-- start MATERIALS PROVIDED --

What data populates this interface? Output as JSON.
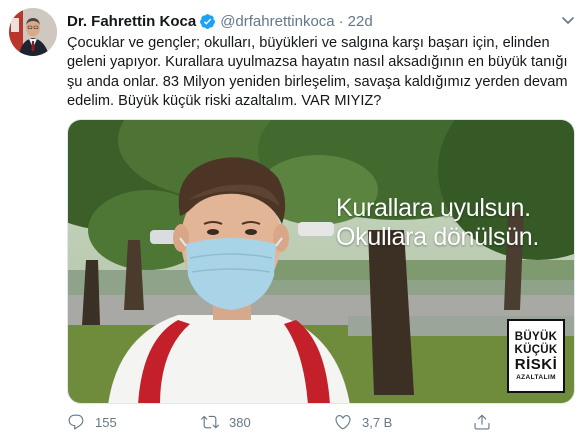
{
  "author": {
    "display_name": "Dr. Fahrettin Koca",
    "handle": "@drfahrettinkoca",
    "separator": "·",
    "time": "22d",
    "verified": true,
    "avatar_icon": "profile-photo",
    "verified_icon": "verified-badge-icon"
  },
  "tweet": {
    "lines": [
      "Çocuklar ve gençler; okulları, büyükleri ve salgına karşı başarı için, elinden",
      "geleni yapıyor. Kurallara uyulmazsa hayatın nasıl aksadığının en büyük tanığı",
      "şu anda onlar. 83 Milyon yeniden birleşelim, savaşa kaldığımız yerden devam",
      "edelim. Büyük küçük riski azaltalım. VAR MIYIZ?"
    ]
  },
  "media": {
    "overlay_line1": "Kurallara uyulsun.",
    "overlay_line2": "Okullara dönülsün.",
    "logo": {
      "line1": "BÜYÜK",
      "line2": "KÜÇÜK",
      "line3": "RİSKİ",
      "line4": "AZALTALIM"
    }
  },
  "actions": {
    "reply_count": "155",
    "retweet_count": "380",
    "like_count": "3,7 B",
    "reply_icon": "reply-icon",
    "retweet_icon": "retweet-icon",
    "like_icon": "heart-icon",
    "share_icon": "share-icon"
  },
  "colors": {
    "text": "#14171a",
    "secondary": "#657786",
    "verified": "#1da1f2"
  }
}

-- end MATERIALS PROVIDED --

PROBLEM DESCRIPTION >>
Images in the records should not be copied. Repeat all the rest exactly.

THE SOLUTION >>
What data populates this interface? Output as JSON.
{
  "author": {
    "display_name": "Dr. Fahrettin Koca",
    "handle": "@drfahrettinkoca",
    "separator": "·",
    "time": "22d",
    "verified": true,
    "avatar_icon": "profile-photo",
    "verified_icon": "verified-badge-icon"
  },
  "tweet": {
    "lines": [
      "Çocuklar ve gençler; okulları, büyükleri ve salgına karşı başarı için, elinden",
      "geleni yapıyor. Kurallara uyulmazsa hayatın nasıl aksadığının en büyük tanığı",
      "şu anda onlar. 83 Milyon yeniden birleşelim, savaşa kaldığımız yerden devam",
      "edelim. Büyük küçük riski azaltalım. VAR MIYIZ?"
    ]
  },
  "media": {
    "overlay_line1": "Kurallara uyulsun.",
    "overlay_line2": "Okullara dönülsün.",
    "logo": {
      "line1": "BÜYÜK",
      "line2": "KÜÇÜK",
      "line3": "RİSKİ",
      "line4": "AZALTALIM"
    }
  },
  "actions": {
    "reply_count": "155",
    "retweet_count": "380",
    "like_count": "3,7 B",
    "reply_icon": "reply-icon",
    "retweet_icon": "retweet-icon",
    "like_icon": "heart-icon",
    "share_icon": "share-icon"
  },
  "colors": {
    "text": "#14171a",
    "secondary": "#657786",
    "verified": "#1da1f2"
  }
}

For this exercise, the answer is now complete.